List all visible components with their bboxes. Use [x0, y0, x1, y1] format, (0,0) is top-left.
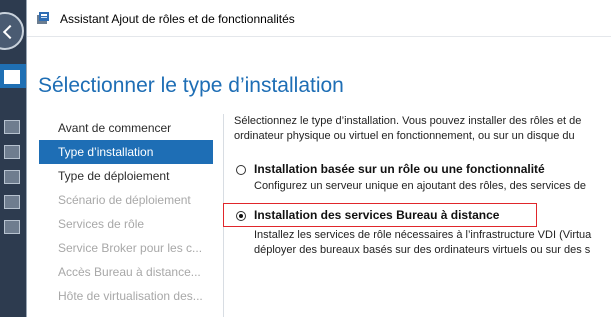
intro-text-line-1: Sélectionnez le type d’installation. Vou… [234, 115, 582, 127]
nav-item-scenario-deploiement: Scénario de déploiement [58, 193, 191, 207]
all-servers-icon[interactable] [4, 145, 20, 159]
option-role-based-label[interactable]: Installation basée sur un rôle ou une fo… [254, 162, 545, 176]
nav-item-hote-virtualisation: Hôte de virtualisation des... [58, 289, 203, 303]
nav-item-avant-de-commencer[interactable]: Avant de commencer [39, 116, 213, 140]
server-manager-icon [37, 12, 49, 24]
dashboard-icon[interactable] [4, 70, 20, 84]
nav-item-type-deploiement[interactable]: Type de déploiement [39, 164, 213, 188]
option-remote-desktop-description-2: déployer des bureaux basés sur des ordin… [254, 244, 591, 256]
remote-desktop-icon[interactable] [4, 195, 20, 209]
radio-role-based[interactable] [236, 165, 246, 175]
storage-icon[interactable] [4, 220, 20, 234]
intro-text-line-2: ordinateur physique ou virtuel en foncti… [234, 130, 575, 142]
add-roles-wizard-window: Assistant Ajout de rôles et de fonctionn… [26, 0, 611, 317]
title-bar: Assistant Ajout de rôles et de fonctionn… [27, 0, 611, 37]
page-title: Sélectionner le type d’installation [38, 74, 344, 98]
back-arrow-icon[interactable] [0, 12, 24, 50]
nav-item-service-broker: Service Broker pour les c... [58, 241, 203, 255]
nav-item-acces-bureau: Accès Bureau à distance... [58, 265, 201, 279]
option-remote-desktop-description-1: Installez les services de rôle nécessair… [254, 229, 592, 241]
local-server-icon[interactable] [4, 120, 20, 134]
window-title: Assistant Ajout de rôles et de fonctionn… [60, 12, 295, 26]
background-server-manager [0, 0, 26, 317]
content-pane: Sélectionnez le type d’installation. Vou… [234, 114, 611, 256]
nav-item-services-de-role: Services de rôle [58, 217, 145, 231]
wizard-navigation: Avant de commencer Type d’installation T… [39, 116, 213, 308]
option-role-based-description: Configurez un serveur unique en ajoutant… [254, 180, 587, 192]
file-services-icon[interactable] [4, 170, 20, 184]
highlight-annotation-box [223, 203, 537, 227]
nav-item-type-installation[interactable]: Type d’installation [39, 140, 213, 164]
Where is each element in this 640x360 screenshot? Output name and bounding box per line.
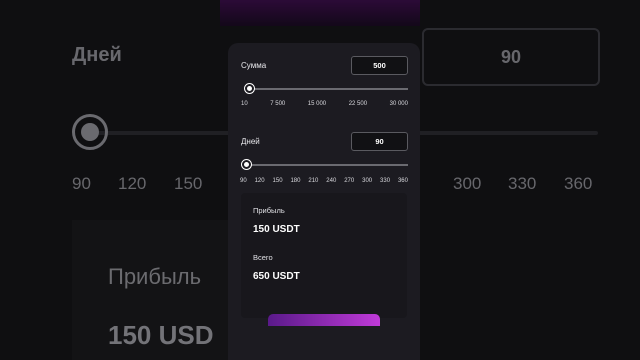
sum-tick: 7 500 xyxy=(270,101,286,107)
sum-tick: 22 500 xyxy=(348,101,368,107)
days-tick: 240 xyxy=(326,178,337,184)
days-tick: 270 xyxy=(344,178,355,184)
sum-ticks: 10 7 500 15 000 22 500 30 000 xyxy=(241,101,408,107)
days-tick: 150 xyxy=(272,178,283,184)
profit-label: Прибыль xyxy=(253,206,285,215)
days-label: Дней xyxy=(241,137,260,146)
days-tick: 120 xyxy=(254,178,265,184)
invest-button[interactable] xyxy=(268,314,380,326)
sum-slider-thumb[interactable] xyxy=(243,83,255,94)
days-tick: 330 xyxy=(380,178,391,184)
days-tick: 210 xyxy=(308,178,319,184)
days-slider-thumb[interactable] xyxy=(241,159,252,170)
sum-label: Сумма xyxy=(241,61,267,70)
days-tick: 90 xyxy=(240,178,247,184)
days-tick: 360 xyxy=(397,178,408,184)
total-label: Всего xyxy=(253,253,273,262)
total-value: 650 USDT xyxy=(253,271,300,282)
days-ticks: 90 120 150 180 210 240 270 300 330 360 xyxy=(240,178,408,184)
days-input[interactable]: 90 xyxy=(351,132,408,151)
sum-tick: 10 xyxy=(241,101,248,107)
sum-input[interactable]: 500 xyxy=(351,56,408,75)
days-slider-track xyxy=(245,164,408,166)
days-tick: 300 xyxy=(362,178,373,184)
sum-row: Сумма 500 xyxy=(241,56,408,75)
sum-slider-track xyxy=(245,88,408,90)
sum-slider[interactable] xyxy=(241,83,408,95)
result-panel: Прибыль 150 USDT Всего 650 USDT xyxy=(241,193,407,318)
sum-tick: 15 000 xyxy=(307,101,327,107)
calculator-card: Сумма 500 10 7 500 15 000 22 500 30 000 … xyxy=(228,43,420,360)
profit-value: 150 USDT xyxy=(253,224,300,235)
days-tick: 180 xyxy=(290,178,301,184)
days-row: Дней 90 xyxy=(241,132,408,151)
days-slider[interactable] xyxy=(241,159,408,171)
sum-tick: 30 000 xyxy=(389,101,408,107)
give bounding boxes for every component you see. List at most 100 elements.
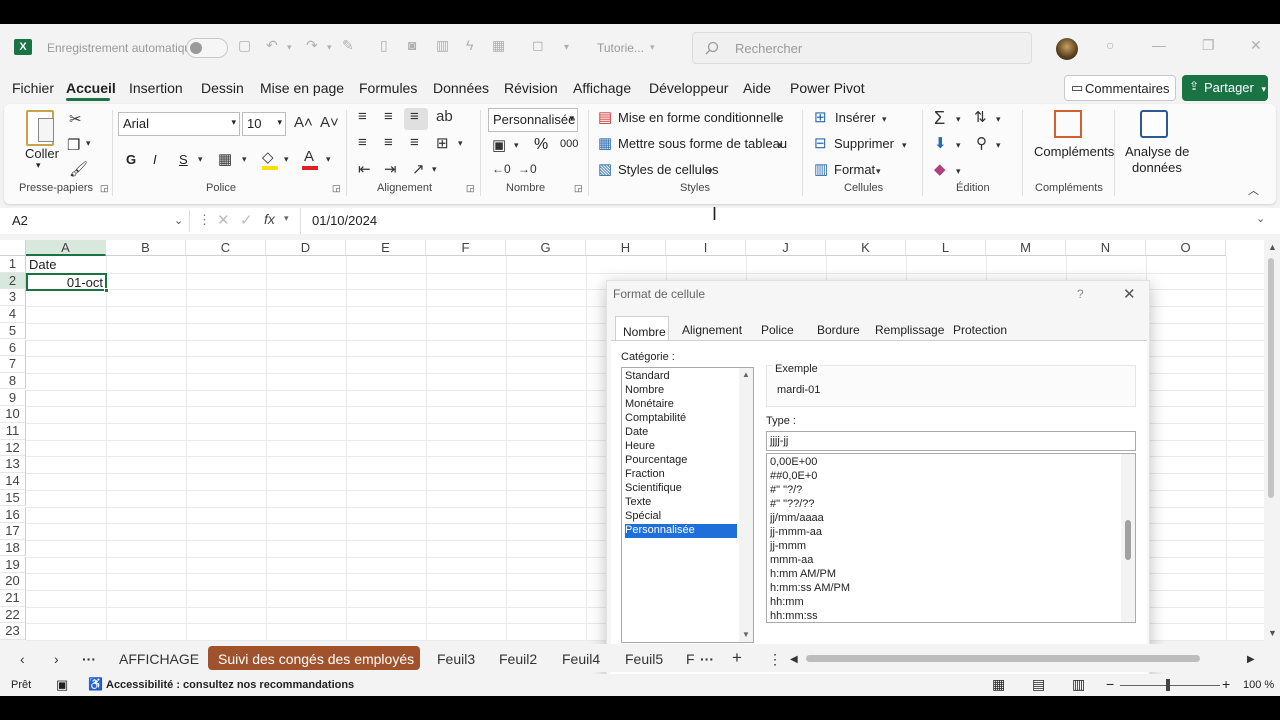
· · · · · · ·
__STATED GOAL__
Please reproduce the lines above word for word, omitting the pictures from your answer.

__OUTPUT BELOW__
List all visible components with their bboxes. Use [x0, y0, x1, y1] format, (0,0) is top-left.
intro-text-line-1: Sélectionnez le type d’installation. Vou… [234, 115, 582, 127]
nav-item-scenario-deploiement: Scénario de déploiement [58, 193, 191, 207]
all-servers-icon[interactable] [4, 145, 20, 159]
option-role-based-label[interactable]: Installation basée sur un rôle ou une fo… [254, 162, 545, 176]
nav-item-hote-virtualisation: Hôte de virtualisation des... [58, 289, 203, 303]
nav-item-avant-de-commencer[interactable]: Avant de commencer [39, 116, 213, 140]
server-manager-icon [37, 12, 49, 24]
dashboard-icon[interactable] [4, 70, 20, 84]
nav-item-type-deploiement[interactable]: Type de déploiement [39, 164, 213, 188]
option-remote-desktop-description-2: déployer des bureaux basés sur des ordin… [254, 244, 591, 256]
remote-desktop-icon[interactable] [4, 195, 20, 209]
radio-role-based[interactable] [236, 165, 246, 175]
storage-icon[interactable] [4, 220, 20, 234]
intro-text-line-2: ordinateur physique ou virtuel en foncti… [234, 130, 575, 142]
add-roles-wizard-window: Assistant Ajout de rôles et de fonctionn… [26, 0, 611, 317]
title-bar: Assistant Ajout de rôles et de fonctionn… [27, 0, 611, 37]
page-title: Sélectionner le type d’installation [38, 74, 344, 98]
back-arrow-icon[interactable] [0, 12, 24, 50]
nav-item-service-broker: Service Broker pour les c... [58, 241, 203, 255]
nav-item-acces-bureau: Accès Bureau à distance... [58, 265, 201, 279]
option-remote-desktop-description-1: Installez les services de rôle nécessair… [254, 229, 592, 241]
local-server-icon[interactable] [4, 120, 20, 134]
window-title: Assistant Ajout de rôles et de fonctionn… [60, 12, 295, 26]
background-server-manager [0, 0, 26, 317]
content-pane: Sélectionnez le type d’installation. Vou… [234, 114, 611, 256]
nav-item-services-de-role: Services de rôle [58, 217, 145, 231]
wizard-navigation: Avant de commencer Type d’installation T… [39, 116, 213, 308]
option-role-based-description: Configurez un serveur unique en ajoutant… [254, 180, 587, 192]
file-services-icon[interactable] [4, 170, 20, 184]
highlight-annotation-box [223, 203, 537, 227]
nav-item-type-installation[interactable]: Type d’installation [39, 140, 213, 164]
Where is each element in this 640x360 screenshot? Output name and bounding box per line.
sum-tick: 7 500 xyxy=(270,101,286,107)
sum-tick: 22 500 xyxy=(348,101,368,107)
days-tick: 240 xyxy=(326,178,337,184)
days-tick: 270 xyxy=(344,178,355,184)
sum-ticks: 10 7 500 15 000 22 500 30 000 xyxy=(241,101,408,107)
days-tick: 150 xyxy=(272,178,283,184)
profit-label: Прибыль xyxy=(253,206,285,215)
days-label: Дней xyxy=(241,137,260,146)
days-tick: 120 xyxy=(254,178,265,184)
invest-button[interactable] xyxy=(268,314,380,326)
sum-slider-thumb[interactable] xyxy=(243,83,255,94)
days-tick: 330 xyxy=(380,178,391,184)
days-tick: 210 xyxy=(308,178,319,184)
days-slider-thumb[interactable] xyxy=(241,159,252,170)
sum-label: Сумма xyxy=(241,61,267,70)
days-tick: 90 xyxy=(240,178,247,184)
days-tick: 360 xyxy=(397,178,408,184)
total-label: Всего xyxy=(253,253,273,262)
total-value: 650 USDT xyxy=(253,271,300,282)
days-ticks: 90 120 150 180 210 240 270 300 330 360 xyxy=(240,178,408,184)
days-input[interactable]: 90 xyxy=(351,132,408,151)
sum-tick: 10 xyxy=(241,101,248,107)
sum-input[interactable]: 500 xyxy=(351,56,408,75)
days-slider-track xyxy=(245,164,408,166)
days-tick: 300 xyxy=(362,178,373,184)
sum-row: Сумма 500 xyxy=(241,56,408,75)
sum-slider-track xyxy=(245,88,408,90)
sum-slider[interactable] xyxy=(241,83,408,95)
result-panel: Прибыль 150 USDT Всего 650 USDT xyxy=(241,193,407,318)
sum-tick: 15 000 xyxy=(307,101,327,107)
calculator-card: Сумма 500 10 7 500 15 000 22 500 30 000 … xyxy=(228,43,420,360)
profit-value: 150 USDT xyxy=(253,224,300,235)
days-tick: 180 xyxy=(290,178,301,184)
days-row: Дней 90 xyxy=(241,132,408,151)
days-slider[interactable] xyxy=(241,159,408,171)
sum-tick: 30 000 xyxy=(389,101,408,107)
give bounding boxes for every component you see. List at most 100 elements.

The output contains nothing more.